What the task asks: Find the number of lines containing the string "types" in the data. Answer with the number by itself.

Dataset entries:

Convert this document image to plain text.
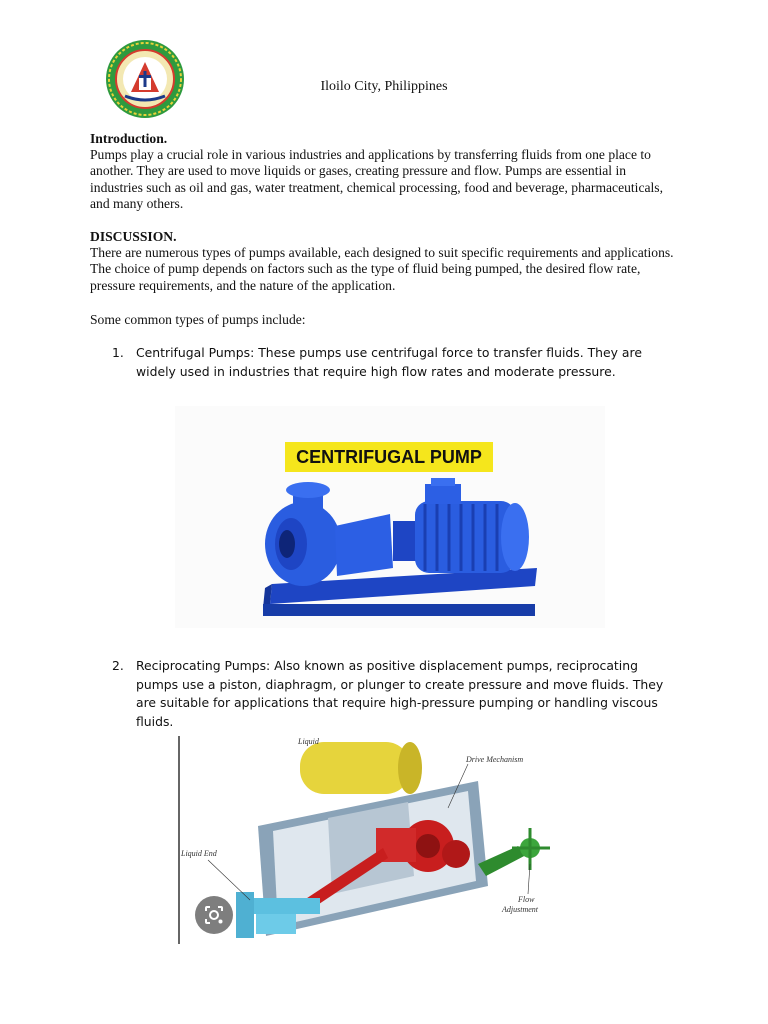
Iloilo City, Philippines

Introduction.

Pumps play a crucial role in various industries and applications by transferring fluids from one place to another. They are used to move liquids or gases, creating pressure and flow. Pumps are essential in industries such as oil and gas, water treatment, chemical processing, food and beverage, pharmaceuticals, and many others.

DISCUSSION.

There are numerous types of pumps available, each designed to suit specific requirements and applications. The choice of pump depends on factors such as the type of fluid being pumped, the desired flow rate, pressure requirements, and the nature of the application.

Some common types of pumps include:

1. Centrifugal Pumps: These pumps use centrifugal force to transfer fluids. They are widely used in industries that require high flow rates and moderate pressure.
CENTRIFUGAL PUMP
2. Reciprocating Pumps: Also known as positive displacement pumps, reciprocating pumps use a piston, diaphragm, or plunger to create pressure and move fluids. They are suitable for applications that require high-pressure pumping or handling viscous fluids.
Liquid
Drive Mechanism
Liquid End
Flow
Adjustment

Final answer: 2